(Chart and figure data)
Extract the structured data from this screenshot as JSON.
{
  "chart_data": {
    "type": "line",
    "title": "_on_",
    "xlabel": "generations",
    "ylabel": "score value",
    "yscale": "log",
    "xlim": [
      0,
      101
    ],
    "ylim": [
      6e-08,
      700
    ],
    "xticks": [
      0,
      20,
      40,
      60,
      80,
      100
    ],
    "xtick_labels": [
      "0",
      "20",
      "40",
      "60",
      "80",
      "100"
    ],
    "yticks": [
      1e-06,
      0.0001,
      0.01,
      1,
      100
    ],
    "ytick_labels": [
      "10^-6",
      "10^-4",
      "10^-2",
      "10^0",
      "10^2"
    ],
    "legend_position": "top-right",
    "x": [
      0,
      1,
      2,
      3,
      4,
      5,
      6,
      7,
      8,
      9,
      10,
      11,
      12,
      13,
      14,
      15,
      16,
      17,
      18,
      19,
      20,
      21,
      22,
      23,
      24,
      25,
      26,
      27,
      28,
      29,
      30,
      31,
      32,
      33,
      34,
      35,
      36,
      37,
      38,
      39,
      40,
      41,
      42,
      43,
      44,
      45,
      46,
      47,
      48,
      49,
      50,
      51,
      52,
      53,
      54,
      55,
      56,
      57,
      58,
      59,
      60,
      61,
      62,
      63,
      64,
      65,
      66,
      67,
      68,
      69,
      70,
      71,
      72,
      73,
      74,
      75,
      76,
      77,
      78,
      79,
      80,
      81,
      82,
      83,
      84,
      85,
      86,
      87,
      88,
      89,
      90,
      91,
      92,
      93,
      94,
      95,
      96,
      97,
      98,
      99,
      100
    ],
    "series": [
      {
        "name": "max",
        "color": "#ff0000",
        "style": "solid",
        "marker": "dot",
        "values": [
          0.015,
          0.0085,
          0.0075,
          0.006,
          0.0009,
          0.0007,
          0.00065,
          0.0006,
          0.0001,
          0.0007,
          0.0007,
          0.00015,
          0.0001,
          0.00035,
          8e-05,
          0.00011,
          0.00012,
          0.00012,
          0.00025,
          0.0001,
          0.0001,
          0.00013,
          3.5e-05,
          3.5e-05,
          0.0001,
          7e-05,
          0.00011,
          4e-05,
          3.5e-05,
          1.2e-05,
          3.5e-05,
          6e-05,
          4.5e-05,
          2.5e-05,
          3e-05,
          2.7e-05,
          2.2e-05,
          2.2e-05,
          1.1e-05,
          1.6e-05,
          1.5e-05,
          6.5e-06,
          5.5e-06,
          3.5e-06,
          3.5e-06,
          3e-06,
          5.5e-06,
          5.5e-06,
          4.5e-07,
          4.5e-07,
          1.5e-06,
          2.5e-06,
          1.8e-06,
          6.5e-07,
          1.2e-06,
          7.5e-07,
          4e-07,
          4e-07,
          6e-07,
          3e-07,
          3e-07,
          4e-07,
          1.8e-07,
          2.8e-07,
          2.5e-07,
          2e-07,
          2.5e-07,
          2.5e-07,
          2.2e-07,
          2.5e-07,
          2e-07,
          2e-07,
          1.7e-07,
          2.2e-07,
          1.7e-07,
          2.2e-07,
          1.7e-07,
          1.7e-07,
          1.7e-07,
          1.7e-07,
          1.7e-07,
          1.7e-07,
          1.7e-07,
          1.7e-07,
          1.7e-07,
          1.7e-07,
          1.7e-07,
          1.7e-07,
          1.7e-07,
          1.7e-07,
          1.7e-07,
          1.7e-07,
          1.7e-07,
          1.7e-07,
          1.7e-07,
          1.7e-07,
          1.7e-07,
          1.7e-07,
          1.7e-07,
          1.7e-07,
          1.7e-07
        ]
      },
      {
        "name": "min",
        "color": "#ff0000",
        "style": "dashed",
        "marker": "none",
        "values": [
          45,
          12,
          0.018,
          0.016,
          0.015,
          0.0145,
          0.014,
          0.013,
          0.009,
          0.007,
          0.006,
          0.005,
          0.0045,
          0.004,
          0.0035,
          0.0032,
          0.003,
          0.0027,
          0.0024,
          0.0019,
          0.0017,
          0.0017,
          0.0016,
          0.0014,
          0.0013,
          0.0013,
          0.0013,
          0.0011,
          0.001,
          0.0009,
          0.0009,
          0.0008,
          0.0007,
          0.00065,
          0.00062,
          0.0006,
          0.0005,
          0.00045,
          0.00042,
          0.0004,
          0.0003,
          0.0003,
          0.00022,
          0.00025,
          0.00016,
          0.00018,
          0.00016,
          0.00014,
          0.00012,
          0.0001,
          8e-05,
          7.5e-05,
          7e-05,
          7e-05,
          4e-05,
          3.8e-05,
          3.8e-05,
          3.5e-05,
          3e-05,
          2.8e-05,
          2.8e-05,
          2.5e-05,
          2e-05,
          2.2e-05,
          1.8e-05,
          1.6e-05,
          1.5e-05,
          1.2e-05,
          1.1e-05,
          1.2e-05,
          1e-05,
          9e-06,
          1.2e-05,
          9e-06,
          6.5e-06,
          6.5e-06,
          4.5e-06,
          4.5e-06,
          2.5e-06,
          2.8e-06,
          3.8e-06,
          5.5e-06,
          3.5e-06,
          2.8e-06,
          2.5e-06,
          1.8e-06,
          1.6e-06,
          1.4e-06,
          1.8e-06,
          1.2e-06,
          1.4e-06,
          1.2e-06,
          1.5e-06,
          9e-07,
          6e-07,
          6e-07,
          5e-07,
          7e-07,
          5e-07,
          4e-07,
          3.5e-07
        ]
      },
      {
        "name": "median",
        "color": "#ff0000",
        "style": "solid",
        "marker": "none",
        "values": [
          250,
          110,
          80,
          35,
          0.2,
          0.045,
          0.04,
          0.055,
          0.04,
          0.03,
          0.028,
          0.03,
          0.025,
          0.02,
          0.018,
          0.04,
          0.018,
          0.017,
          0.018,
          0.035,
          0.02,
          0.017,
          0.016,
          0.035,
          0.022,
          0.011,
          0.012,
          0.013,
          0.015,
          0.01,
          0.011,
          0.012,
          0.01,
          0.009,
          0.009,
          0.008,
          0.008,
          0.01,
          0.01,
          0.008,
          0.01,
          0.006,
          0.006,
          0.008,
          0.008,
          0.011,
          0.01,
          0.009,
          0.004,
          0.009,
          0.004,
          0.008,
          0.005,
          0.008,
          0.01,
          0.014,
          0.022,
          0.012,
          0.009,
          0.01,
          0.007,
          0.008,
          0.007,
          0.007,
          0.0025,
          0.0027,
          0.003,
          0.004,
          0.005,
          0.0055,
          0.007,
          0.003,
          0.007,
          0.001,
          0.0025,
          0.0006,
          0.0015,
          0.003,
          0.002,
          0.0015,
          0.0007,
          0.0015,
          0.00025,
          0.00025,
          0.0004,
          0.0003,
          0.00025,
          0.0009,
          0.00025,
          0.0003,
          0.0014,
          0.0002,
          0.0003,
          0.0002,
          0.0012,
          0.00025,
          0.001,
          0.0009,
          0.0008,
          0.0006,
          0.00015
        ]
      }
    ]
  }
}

| Task instructions |
Nothing should be left out: repeat all of the data exactly.

| Written reply |
Extract the structured data from this screenshot as JSON.
{
  "chart_data": {
    "type": "line",
    "title": "_on_",
    "xlabel": "generations",
    "ylabel": "score value",
    "yscale": "log",
    "xlim": [
      0,
      101
    ],
    "ylim": [
      6e-08,
      700
    ],
    "xticks": [
      0,
      20,
      40,
      60,
      80,
      100
    ],
    "xtick_labels": [
      "0",
      "20",
      "40",
      "60",
      "80",
      "100"
    ],
    "yticks": [
      1e-06,
      0.0001,
      0.01,
      1,
      100
    ],
    "ytick_labels": [
      "10^-6",
      "10^-4",
      "10^-2",
      "10^0",
      "10^2"
    ],
    "legend_position": "top-right",
    "x": [
      0,
      1,
      2,
      3,
      4,
      5,
      6,
      7,
      8,
      9,
      10,
      11,
      12,
      13,
      14,
      15,
      16,
      17,
      18,
      19,
      20,
      21,
      22,
      23,
      24,
      25,
      26,
      27,
      28,
      29,
      30,
      31,
      32,
      33,
      34,
      35,
      36,
      37,
      38,
      39,
      40,
      41,
      42,
      43,
      44,
      45,
      46,
      47,
      48,
      49,
      50,
      51,
      52,
      53,
      54,
      55,
      56,
      57,
      58,
      59,
      60,
      61,
      62,
      63,
      64,
      65,
      66,
      67,
      68,
      69,
      70,
      71,
      72,
      73,
      74,
      75,
      76,
      77,
      78,
      79,
      80,
      81,
      82,
      83,
      84,
      85,
      86,
      87,
      88,
      89,
      90,
      91,
      92,
      93,
      94,
      95,
      96,
      97,
      98,
      99,
      100
    ],
    "series": [
      {
        "name": "max",
        "color": "#ff0000",
        "style": "solid",
        "marker": "dot",
        "values": [
          0.015,
          0.0085,
          0.0075,
          0.006,
          0.0009,
          0.0007,
          0.00065,
          0.0006,
          0.0001,
          0.0007,
          0.0007,
          0.00015,
          0.0001,
          0.00035,
          8e-05,
          0.00011,
          0.00012,
          0.00012,
          0.00025,
          0.0001,
          0.0001,
          0.00013,
          3.5e-05,
          3.5e-05,
          0.0001,
          7e-05,
          0.00011,
          4e-05,
          3.5e-05,
          1.2e-05,
          3.5e-05,
          6e-05,
          4.5e-05,
          2.5e-05,
          3e-05,
          2.7e-05,
          2.2e-05,
          2.2e-05,
          1.1e-05,
          1.6e-05,
          1.5e-05,
          6.5e-06,
          5.5e-06,
          3.5e-06,
          3.5e-06,
          3e-06,
          5.5e-06,
          5.5e-06,
          4.5e-07,
          4.5e-07,
          1.5e-06,
          2.5e-06,
          1.8e-06,
          6.5e-07,
          1.2e-06,
          7.5e-07,
          4e-07,
          4e-07,
          6e-07,
          3e-07,
          3e-07,
          4e-07,
          1.8e-07,
          2.8e-07,
          2.5e-07,
          2e-07,
          2.5e-07,
          2.5e-07,
          2.2e-07,
          2.5e-07,
          2e-07,
          2e-07,
          1.7e-07,
          2.2e-07,
          1.7e-07,
          2.2e-07,
          1.7e-07,
          1.7e-07,
          1.7e-07,
          1.7e-07,
          1.7e-07,
          1.7e-07,
          1.7e-07,
          1.7e-07,
          1.7e-07,
          1.7e-07,
          1.7e-07,
          1.7e-07,
          1.7e-07,
          1.7e-07,
          1.7e-07,
          1.7e-07,
          1.7e-07,
          1.7e-07,
          1.7e-07,
          1.7e-07,
          1.7e-07,
          1.7e-07,
          1.7e-07,
          1.7e-07,
          1.7e-07
        ]
      },
      {
        "name": "min",
        "color": "#ff0000",
        "style": "dashed",
        "marker": "none",
        "values": [
          45,
          12,
          0.018,
          0.016,
          0.015,
          0.0145,
          0.014,
          0.013,
          0.009,
          0.007,
          0.006,
          0.005,
          0.0045,
          0.004,
          0.0035,
          0.0032,
          0.003,
          0.0027,
          0.0024,
          0.0019,
          0.0017,
          0.0017,
          0.0016,
          0.0014,
          0.0013,
          0.0013,
          0.0013,
          0.0011,
          0.001,
          0.0009,
          0.0009,
          0.0008,
          0.0007,
          0.00065,
          0.00062,
          0.0006,
          0.0005,
          0.00045,
          0.00042,
          0.0004,
          0.0003,
          0.0003,
          0.00022,
          0.00025,
          0.00016,
          0.00018,
          0.00016,
          0.00014,
          0.00012,
          0.0001,
          8e-05,
          7.5e-05,
          7e-05,
          7e-05,
          4e-05,
          3.8e-05,
          3.8e-05,
          3.5e-05,
          3e-05,
          2.8e-05,
          2.8e-05,
          2.5e-05,
          2e-05,
          2.2e-05,
          1.8e-05,
          1.6e-05,
          1.5e-05,
          1.2e-05,
          1.1e-05,
          1.2e-05,
          1e-05,
          9e-06,
          1.2e-05,
          9e-06,
          6.5e-06,
          6.5e-06,
          4.5e-06,
          4.5e-06,
          2.5e-06,
          2.8e-06,
          3.8e-06,
          5.5e-06,
          3.5e-06,
          2.8e-06,
          2.5e-06,
          1.8e-06,
          1.6e-06,
          1.4e-06,
          1.8e-06,
          1.2e-06,
          1.4e-06,
          1.2e-06,
          1.5e-06,
          9e-07,
          6e-07,
          6e-07,
          5e-07,
          7e-07,
          5e-07,
          4e-07,
          3.5e-07
        ]
      },
      {
        "name": "median",
        "color": "#ff0000",
        "style": "solid",
        "marker": "none",
        "values": [
          250,
          110,
          80,
          35,
          0.2,
          0.045,
          0.04,
          0.055,
          0.04,
          0.03,
          0.028,
          0.03,
          0.025,
          0.02,
          0.018,
          0.04,
          0.018,
          0.017,
          0.018,
          0.035,
          0.02,
          0.017,
          0.016,
          0.035,
          0.022,
          0.011,
          0.012,
          0.013,
          0.015,
          0.01,
          0.011,
          0.012,
          0.01,
          0.009,
          0.009,
          0.008,
          0.008,
          0.01,
          0.01,
          0.008,
          0.01,
          0.006,
          0.006,
          0.008,
          0.008,
          0.011,
          0.01,
          0.009,
          0.004,
          0.009,
          0.004,
          0.008,
          0.005,
          0.008,
          0.01,
          0.014,
          0.022,
          0.012,
          0.009,
          0.01,
          0.007,
          0.008,
          0.007,
          0.007,
          0.0025,
          0.0027,
          0.003,
          0.004,
          0.005,
          0.0055,
          0.007,
          0.003,
          0.007,
          0.001,
          0.0025,
          0.0006,
          0.0015,
          0.003,
          0.002,
          0.0015,
          0.0007,
          0.0015,
          0.00025,
          0.00025,
          0.0004,
          0.0003,
          0.00025,
          0.0009,
          0.00025,
          0.0003,
          0.0014,
          0.0002,
          0.0003,
          0.0002,
          0.0012,
          0.00025,
          0.001,
          0.0009,
          0.0008,
          0.0006,
          0.00015
        ]
      }
    ]
  }
}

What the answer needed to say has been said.